**STATED TASK:**
Reproduce all of the material word for word.

# # #

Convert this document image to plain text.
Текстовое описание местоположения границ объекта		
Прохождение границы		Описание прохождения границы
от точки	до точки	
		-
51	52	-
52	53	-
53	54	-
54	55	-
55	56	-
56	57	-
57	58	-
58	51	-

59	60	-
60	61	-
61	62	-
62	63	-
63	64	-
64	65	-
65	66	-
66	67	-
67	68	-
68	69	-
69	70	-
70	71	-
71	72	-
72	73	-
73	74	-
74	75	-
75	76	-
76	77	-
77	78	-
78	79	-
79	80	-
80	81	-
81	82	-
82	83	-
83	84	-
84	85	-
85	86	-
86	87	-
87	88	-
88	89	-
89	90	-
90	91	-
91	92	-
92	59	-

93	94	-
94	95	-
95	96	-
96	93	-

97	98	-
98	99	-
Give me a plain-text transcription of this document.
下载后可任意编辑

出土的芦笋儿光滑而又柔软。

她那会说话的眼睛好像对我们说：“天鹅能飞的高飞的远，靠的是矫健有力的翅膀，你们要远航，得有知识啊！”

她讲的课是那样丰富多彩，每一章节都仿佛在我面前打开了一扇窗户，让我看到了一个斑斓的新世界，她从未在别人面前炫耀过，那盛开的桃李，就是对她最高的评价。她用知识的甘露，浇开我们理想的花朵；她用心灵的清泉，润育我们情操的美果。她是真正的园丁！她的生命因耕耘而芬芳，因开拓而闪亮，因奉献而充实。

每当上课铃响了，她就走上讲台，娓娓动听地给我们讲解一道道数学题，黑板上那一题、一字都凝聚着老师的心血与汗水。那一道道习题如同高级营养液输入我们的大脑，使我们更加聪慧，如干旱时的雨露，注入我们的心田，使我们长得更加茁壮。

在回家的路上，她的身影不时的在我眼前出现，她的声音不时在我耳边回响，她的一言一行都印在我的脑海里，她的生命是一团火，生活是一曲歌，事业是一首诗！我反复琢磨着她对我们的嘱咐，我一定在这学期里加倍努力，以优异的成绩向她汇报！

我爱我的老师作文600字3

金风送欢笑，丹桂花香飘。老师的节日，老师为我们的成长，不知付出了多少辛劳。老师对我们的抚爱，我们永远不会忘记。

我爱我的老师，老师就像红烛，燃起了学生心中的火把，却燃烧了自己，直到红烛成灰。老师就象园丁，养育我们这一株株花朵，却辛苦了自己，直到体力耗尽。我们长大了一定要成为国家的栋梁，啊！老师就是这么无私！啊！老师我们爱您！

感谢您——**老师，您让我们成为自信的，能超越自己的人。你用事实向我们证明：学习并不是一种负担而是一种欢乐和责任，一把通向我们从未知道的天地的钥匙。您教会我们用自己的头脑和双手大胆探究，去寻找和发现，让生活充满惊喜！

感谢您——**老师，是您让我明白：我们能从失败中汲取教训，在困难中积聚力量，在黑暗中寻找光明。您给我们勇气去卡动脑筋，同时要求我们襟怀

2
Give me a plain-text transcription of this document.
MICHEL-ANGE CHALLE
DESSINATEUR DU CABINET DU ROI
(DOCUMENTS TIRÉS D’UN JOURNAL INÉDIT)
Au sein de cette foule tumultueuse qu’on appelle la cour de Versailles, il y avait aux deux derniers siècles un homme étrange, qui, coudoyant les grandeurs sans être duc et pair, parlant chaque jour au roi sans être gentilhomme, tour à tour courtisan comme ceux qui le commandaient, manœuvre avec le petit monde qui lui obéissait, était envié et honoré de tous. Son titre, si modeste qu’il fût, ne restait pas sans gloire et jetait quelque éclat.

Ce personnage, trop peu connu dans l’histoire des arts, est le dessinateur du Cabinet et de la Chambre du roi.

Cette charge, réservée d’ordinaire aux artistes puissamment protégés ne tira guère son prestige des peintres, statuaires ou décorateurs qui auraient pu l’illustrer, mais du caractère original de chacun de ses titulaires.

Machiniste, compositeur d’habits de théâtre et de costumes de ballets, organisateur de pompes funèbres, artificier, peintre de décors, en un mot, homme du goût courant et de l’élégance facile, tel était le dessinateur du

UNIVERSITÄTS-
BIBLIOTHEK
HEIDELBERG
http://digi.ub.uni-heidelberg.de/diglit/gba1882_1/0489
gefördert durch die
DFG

# # #

**WRITTEN REPLY:**
Convert this document image to plain text.
Текстовое описание местоположения границ объекта		
Прохождение границы		Описание прохождения границы
от точки	до точки	
		-
51	52	-
52	53	-
53	54	-
54	55	-
55	56	-
56	57	-
57	58	-
58	51	-

59	60	-
60	61	-
61	62	-
62	63	-
63	64	-
64	65	-
65	66	-
66	67	-
67	68	-
68	69	-
69	70	-
70	71	-
71	72	-
72	73	-
73	74	-
74	75	-
75	76	-
76	77	-
77	78	-
78	79	-
79	80	-
80	81	-
81	82	-
82	83	-
83	84	-
84	85	-
85	86	-
86	87	-
87	88	-
88	89	-
89	90	-
90	91	-
91	92	-
92	59	-

93	94	-
94	95	-
95	96	-
96	93	-

97	98	-
98	99	-
Give me a plain-text transcription of this document.
下载后可任意编辑

出土的芦笋儿光滑而又柔软。

她那会说话的眼睛好像对我们说：“天鹅能飞的高飞的远，靠的是矫健有力的翅膀，你们要远航，得有知识啊！”

她讲的课是那样丰富多彩，每一章节都仿佛在我面前打开了一扇窗户，让我看到了一个斑斓的新世界，她从未在别人面前炫耀过，那盛开的桃李，就是对她最高的评价。她用知识的甘露，浇开我们理想的花朵；她用心灵的清泉，润育我们情操的美果。她是真正的园丁！她的生命因耕耘而芬芳，因开拓而闪亮，因奉献而充实。

每当上课铃响了，她就走上讲台，娓娓动听地给我们讲解一道道数学题，黑板上那一题、一字都凝聚着老师的心血与汗水。那一道道习题如同高级营养液输入我们的大脑，使我们更加聪慧，如干旱时的雨露，注入我们的心田，使我们长得更加茁壮。

在回家的路上，她的身影不时的在我眼前出现，她的声音不时在我耳边回响，她的一言一行都印在我的脑海里，她的生命是一团火，生活是一曲歌，事业是一首诗！我反复琢磨着她对我们的嘱咐，我一定在这学期里加倍努力，以优异的成绩向她汇报！

我爱我的老师作文600字3

金风送欢笑，丹桂花香飘。老师的节日，老师为我们的成长，不知付出了多少辛劳。老师对我们的抚爱，我们永远不会忘记。

我爱我的老师，老师就像红烛，燃起了学生心中的火把，却燃烧了自己，直到红烛成灰。老师就象园丁，养育我们这一株株花朵，却辛苦了自己，直到体力耗尽。我们长大了一定要成为国家的栋梁，啊！老师就是这么无私！啊！老师我们爱您！

感谢您——**老师，您让我们成为自信的，能超越自己的人。你用事实向我们证明：学习并不是一种负担而是一种欢乐和责任，一把通向我们从未知道的天地的钥匙。您教会我们用自己的头脑和双手大胆探究，去寻找和发现，让生活充满惊喜！

感谢您——**老师，是您让我明白：我们能从失败中汲取教训，在困难中积聚力量，在黑暗中寻找光明。您给我们勇气去卡动脑筋，同时要求我们襟怀

2
Give me a plain-text transcription of this document.
MICHEL-ANGE CHALLE
DESSINATEUR DU CABINET DU ROI
(DOCUMENTS TIRÉS D’UN JOURNAL INÉDIT)
Au sein de cette foule tumultueuse qu’on appelle la cour de Versailles, il y avait aux deux derniers siècles un homme étrange, qui, coudoyant les grandeurs sans être duc et pair, parlant chaque jour au roi sans être gentilhomme, tour à tour courtisan comme ceux qui le commandaient, manœuvre avec le petit monde qui lui obéissait, était envié et honoré de tous. Son titre, si modeste qu’il fût, ne restait pas sans gloire et jetait quelque éclat.

Ce personnage, trop peu connu dans l’histoire des arts, est le dessinateur du Cabinet et de la Chambre du roi.

Cette charge, réservée d’ordinaire aux artistes puissamment protégés ne tira guère son prestige des peintres, statuaires ou décorateurs qui auraient pu l’illustrer, mais du caractère original de chacun de ses titulaires.

Machiniste, compositeur d’habits de théâtre et de costumes de ballets, organisateur de pompes funèbres, artificier, peintre de décors, en un mot, homme du goût courant et de l’élégance facile, tel était le dessinateur du

UNIVERSITÄTS-
BIBLIOTHEK
HEIDELBERG
http://digi.ub.uni-heidelberg.de/diglit/gba1882_1/0489
gefördert durch die
DFG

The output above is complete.